WORK TO COMPLETE » Where a line holds "this", copy it.

--- START EXCERPTED DATA ---

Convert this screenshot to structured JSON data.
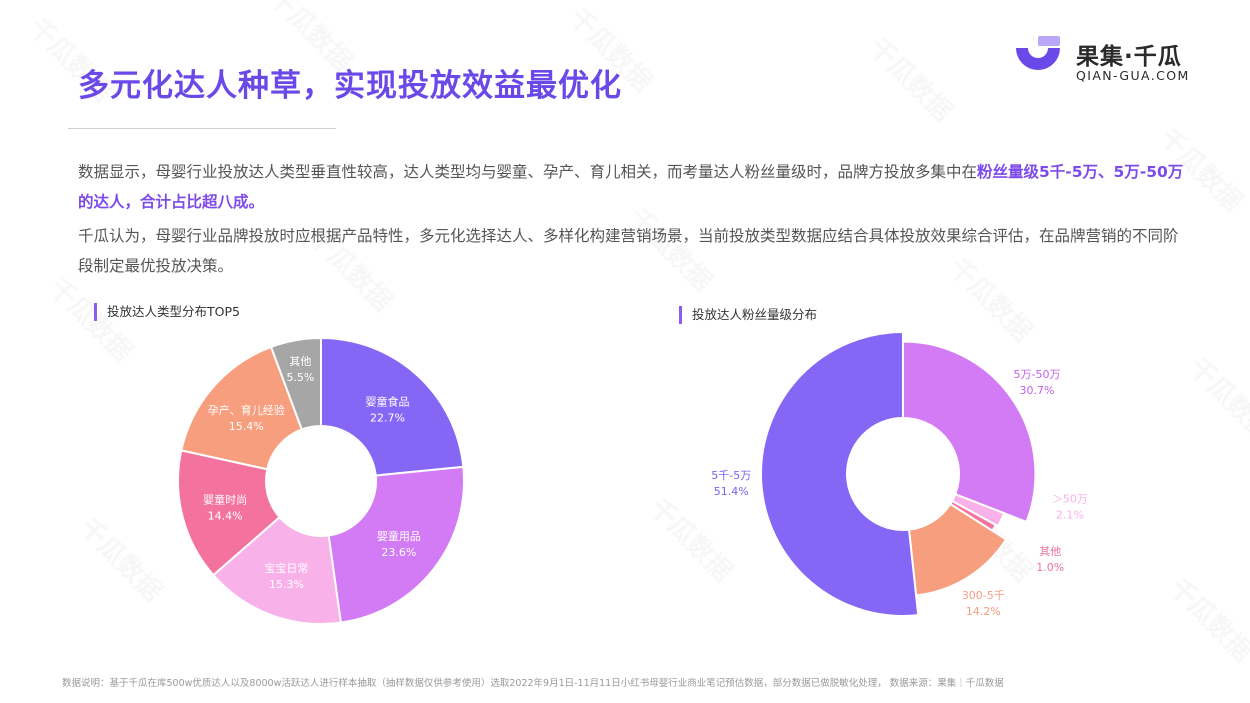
{
  "header": {
    "title": "多元化达人种草，实现投放效益最优化",
    "logo_name": "果集·千瓜",
    "logo_url": "QIAN-GUA.COM"
  },
  "body": {
    "p1_a": "数据显示，母婴行业投放达人类型垂直性较高，达人类型均与婴童、孕产、育儿相关，而考量达人粉丝量级时，品牌方投放多集中在",
    "p1_highlight": "粉丝量级5千-5万、5万-50万的达人，合计占比超八成。",
    "p2": "千瓜认为，母婴行业品牌投放时应根据产品特性，多元化选择达人、多样化构建营销场景，当前投放类型数据应结合具体投放效果综合评估，在品牌营销的不同阶段制定最优投放决策。"
  },
  "footnote": "数据说明：基于千瓜在库500w优质达人以及8000w活跃达人进行样本抽取（抽样数据仅供参考使用）选取2022年9月1日-11月11日小红书母婴行业商业笔记预估数据，部分数据已做脱敏化处理， 数据来源：果集｜千瓜数据",
  "watermark": "千瓜数据",
  "colors": {
    "accent": "#6b49e8",
    "highlight": "#7d4bea",
    "slice_purple": "#8566f5",
    "slice_violet": "#d37af5",
    "slice_lightpink": "#f9b1ea",
    "slice_hotpink": "#f3739e",
    "slice_salmon": "#f79e7e",
    "slice_gray": "#a6a6a6"
  },
  "chart_data": [
    {
      "type": "pie",
      "title": "投放达人类型分布TOP5",
      "donut": true,
      "label_position": "inside",
      "slices": [
        {
          "label": "婴童食品",
          "value": 22.7,
          "display": "22.7%",
          "color": "#8566f5"
        },
        {
          "label": "婴童用品",
          "value": 23.6,
          "display": "23.6%",
          "color": "#d37af5"
        },
        {
          "label": "宝宝日常",
          "value": 15.3,
          "display": "15.3%",
          "color": "#f9b1ea"
        },
        {
          "label": "婴童时尚",
          "value": 14.4,
          "display": "14.4%",
          "color": "#f3739e"
        },
        {
          "label": "孕产、育儿经验",
          "value": 15.4,
          "display": "15.4%",
          "color": "#f79e7e"
        },
        {
          "label": "其他",
          "value": 5.5,
          "display": "5.5%",
          "color": "#a6a6a6"
        }
      ]
    },
    {
      "type": "pie",
      "title": "投放达人粉丝量级分布",
      "donut": true,
      "rose": true,
      "label_position": "outside",
      "slices": [
        {
          "label": "5万-50万",
          "value": 30.7,
          "display": "30.7%",
          "color": "#d37af5"
        },
        {
          "label": "＞50万",
          "value": 2.1,
          "display": "2.1%",
          "color": "#f9b1ea"
        },
        {
          "label": "其他",
          "value": 1.0,
          "display": "1.0%",
          "color": "#f3739e"
        },
        {
          "label": "300-5千",
          "value": 14.2,
          "display": "14.2%",
          "color": "#f79e7e"
        },
        {
          "label": "5千-5万",
          "value": 51.4,
          "display": "51.4%",
          "color": "#8566f5"
        }
      ]
    }
  ]
}
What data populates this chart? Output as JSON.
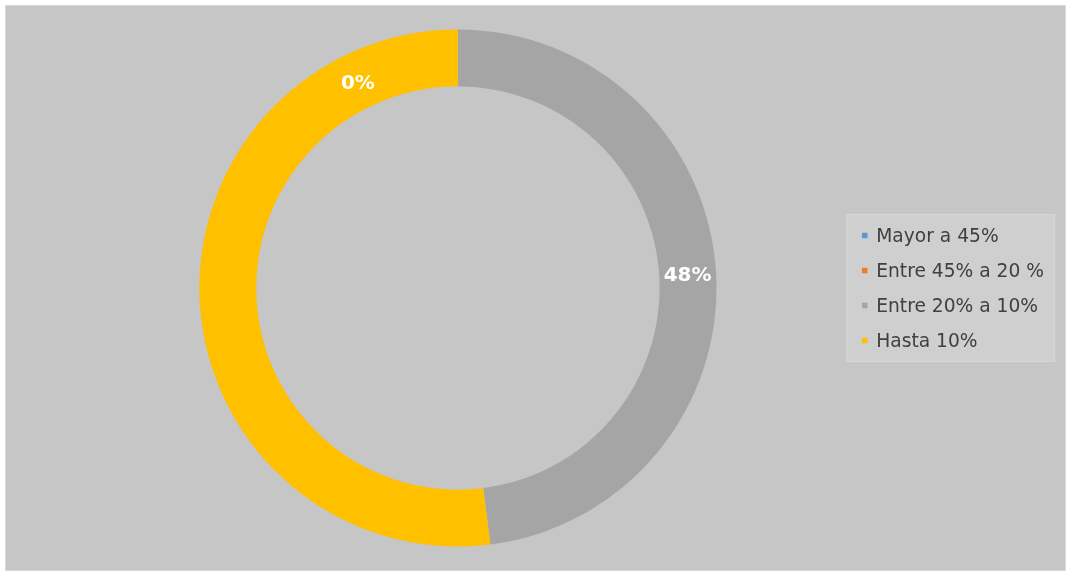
{
  "chart_data": {
    "type": "donut",
    "categories": [
      "Mayor a 45%",
      "Entre 45% a 20 %",
      "Entre 20% a 10%",
      "Hasta 10%"
    ],
    "values": [
      0,
      0,
      48,
      52
    ],
    "colors": [
      "#5b9bd5",
      "#ed7d31",
      "#a5a5a5",
      "#ffc000"
    ],
    "value_labels": [
      "0%",
      null,
      "48%",
      null
    ],
    "legend": "right"
  }
}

--- END EXCERPTED DATA ---

ANSWER BELOW »
Convert this screenshot to structured JSON data.
What data populates this chart? Output as JSON.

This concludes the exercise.